#### [EXCERPTED DATA]
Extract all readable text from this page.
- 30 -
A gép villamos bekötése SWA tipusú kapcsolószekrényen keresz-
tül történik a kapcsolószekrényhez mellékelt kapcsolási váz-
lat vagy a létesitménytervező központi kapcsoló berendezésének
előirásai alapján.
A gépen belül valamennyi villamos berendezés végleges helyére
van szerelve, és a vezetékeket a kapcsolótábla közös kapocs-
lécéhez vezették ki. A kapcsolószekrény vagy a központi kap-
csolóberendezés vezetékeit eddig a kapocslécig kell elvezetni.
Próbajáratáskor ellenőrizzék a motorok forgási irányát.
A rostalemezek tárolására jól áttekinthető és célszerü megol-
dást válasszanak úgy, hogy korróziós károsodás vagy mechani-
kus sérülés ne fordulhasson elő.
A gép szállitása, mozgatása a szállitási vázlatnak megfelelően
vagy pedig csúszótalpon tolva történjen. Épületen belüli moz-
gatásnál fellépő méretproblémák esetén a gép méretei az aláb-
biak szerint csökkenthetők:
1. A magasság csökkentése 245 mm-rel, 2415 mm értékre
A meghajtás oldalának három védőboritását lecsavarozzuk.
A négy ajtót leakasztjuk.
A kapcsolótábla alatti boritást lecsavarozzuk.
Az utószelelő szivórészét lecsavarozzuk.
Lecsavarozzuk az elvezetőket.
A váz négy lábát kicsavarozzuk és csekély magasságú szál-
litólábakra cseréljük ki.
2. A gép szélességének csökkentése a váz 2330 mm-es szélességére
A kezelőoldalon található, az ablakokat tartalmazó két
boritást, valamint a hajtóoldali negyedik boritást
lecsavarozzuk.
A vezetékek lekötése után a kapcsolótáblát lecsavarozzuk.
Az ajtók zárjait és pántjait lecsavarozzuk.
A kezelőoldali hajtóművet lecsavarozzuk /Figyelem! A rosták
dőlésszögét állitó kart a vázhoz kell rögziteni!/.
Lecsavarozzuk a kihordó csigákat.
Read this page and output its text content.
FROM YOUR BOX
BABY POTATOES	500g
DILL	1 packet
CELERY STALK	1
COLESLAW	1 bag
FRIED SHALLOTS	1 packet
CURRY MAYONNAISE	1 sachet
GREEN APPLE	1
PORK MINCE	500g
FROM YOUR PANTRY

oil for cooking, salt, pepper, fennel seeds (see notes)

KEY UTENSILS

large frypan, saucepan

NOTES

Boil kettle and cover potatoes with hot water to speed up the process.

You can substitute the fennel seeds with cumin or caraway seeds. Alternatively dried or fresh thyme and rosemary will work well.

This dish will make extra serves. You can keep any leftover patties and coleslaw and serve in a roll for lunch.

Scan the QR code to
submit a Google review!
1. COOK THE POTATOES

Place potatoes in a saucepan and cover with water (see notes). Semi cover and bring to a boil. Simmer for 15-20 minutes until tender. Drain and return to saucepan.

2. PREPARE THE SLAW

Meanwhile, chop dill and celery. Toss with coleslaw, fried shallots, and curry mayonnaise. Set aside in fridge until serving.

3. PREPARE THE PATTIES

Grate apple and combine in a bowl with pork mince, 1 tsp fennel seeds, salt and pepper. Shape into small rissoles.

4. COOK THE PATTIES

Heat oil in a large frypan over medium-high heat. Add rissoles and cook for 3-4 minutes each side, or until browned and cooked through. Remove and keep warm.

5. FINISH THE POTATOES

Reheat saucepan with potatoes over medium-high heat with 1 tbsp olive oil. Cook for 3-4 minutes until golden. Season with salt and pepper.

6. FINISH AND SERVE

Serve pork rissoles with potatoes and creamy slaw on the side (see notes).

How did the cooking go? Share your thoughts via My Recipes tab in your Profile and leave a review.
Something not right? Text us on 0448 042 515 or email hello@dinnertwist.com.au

#### [INSTRUCTIONS FOR THE TASK]
The records above should be repeated in full, exactly as given.

#### [THE SOLUTION]
Extract all readable text from this page.
- 30 -
A gép villamos bekötése SWA tipusú kapcsolószekrényen keresz-
tül történik a kapcsolószekrényhez mellékelt kapcsolási váz-
lat vagy a létesitménytervező központi kapcsoló berendezésének
előirásai alapján.
A gépen belül valamennyi villamos berendezés végleges helyére
van szerelve, és a vezetékeket a kapcsolótábla közös kapocs-
lécéhez vezették ki. A kapcsolószekrény vagy a központi kap-
csolóberendezés vezetékeit eddig a kapocslécig kell elvezetni.
Próbajáratáskor ellenőrizzék a motorok forgási irányát.
A rostalemezek tárolására jól áttekinthető és célszerü megol-
dást válasszanak úgy, hogy korróziós károsodás vagy mechani-
kus sérülés ne fordulhasson elő.
A gép szállitása, mozgatása a szállitási vázlatnak megfelelően
vagy pedig csúszótalpon tolva történjen. Épületen belüli moz-
gatásnál fellépő méretproblémák esetén a gép méretei az aláb-
biak szerint csökkenthetők:
1. A magasság csökkentése 245 mm-rel, 2415 mm értékre
A meghajtás oldalának három védőboritását lecsavarozzuk.
A négy ajtót leakasztjuk.
A kapcsolótábla alatti boritást lecsavarozzuk.
Az utószelelő szivórészét lecsavarozzuk.
Lecsavarozzuk az elvezetőket.
A váz négy lábát kicsavarozzuk és csekély magasságú szál-
litólábakra cseréljük ki.
2. A gép szélességének csökkentése a váz 2330 mm-es szélességére
A kezelőoldalon található, az ablakokat tartalmazó két
boritást, valamint a hajtóoldali negyedik boritást
lecsavarozzuk.
A vezetékek lekötése után a kapcsolótáblát lecsavarozzuk.
Az ajtók zárjait és pántjait lecsavarozzuk.
A kezelőoldali hajtóművet lecsavarozzuk /Figyelem! A rosták
dőlésszögét állitó kart a vázhoz kell rögziteni!/.
Lecsavarozzuk a kihordó csigákat.
Read this page and output its text content.
FROM YOUR BOX
BABY POTATOES	500g
DILL	1 packet
CELERY STALK	1
COLESLAW	1 bag
FRIED SHALLOTS	1 packet
CURRY MAYONNAISE	1 sachet
GREEN APPLE	1
PORK MINCE	500g
FROM YOUR PANTRY

oil for cooking, salt, pepper, fennel seeds (see notes)

KEY UTENSILS

large frypan, saucepan

NOTES

Boil kettle and cover potatoes with hot water to speed up the process.

You can substitute the fennel seeds with cumin or caraway seeds. Alternatively dried or fresh thyme and rosemary will work well.

This dish will make extra serves. You can keep any leftover patties and coleslaw and serve in a roll for lunch.

Scan the QR code to
submit a Google review!
1. COOK THE POTATOES

Place potatoes in a saucepan and cover with water (see notes). Semi cover and bring to a boil. Simmer for 15-20 minutes until tender. Drain and return to saucepan.

2. PREPARE THE SLAW

Meanwhile, chop dill and celery. Toss with coleslaw, fried shallots, and curry mayonnaise. Set aside in fridge until serving.

3. PREPARE THE PATTIES

Grate apple and combine in a bowl with pork mince, 1 tsp fennel seeds, salt and pepper. Shape into small rissoles.

4. COOK THE PATTIES

Heat oil in a large frypan over medium-high heat. Add rissoles and cook for 3-4 minutes each side, or until browned and cooked through. Remove and keep warm.

5. FINISH THE POTATOES

Reheat saucepan with potatoes over medium-high heat with 1 tbsp olive oil. Cook for 3-4 minutes until golden. Season with salt and pepper.

6. FINISH AND SERVE

Serve pork rissoles with potatoes and creamy slaw on the side (see notes).

How did the cooking go? Share your thoughts via My Recipes tab in your Profile and leave a review.
Something not right? Text us on 0448 042 515 or email hello@dinnertwist.com.au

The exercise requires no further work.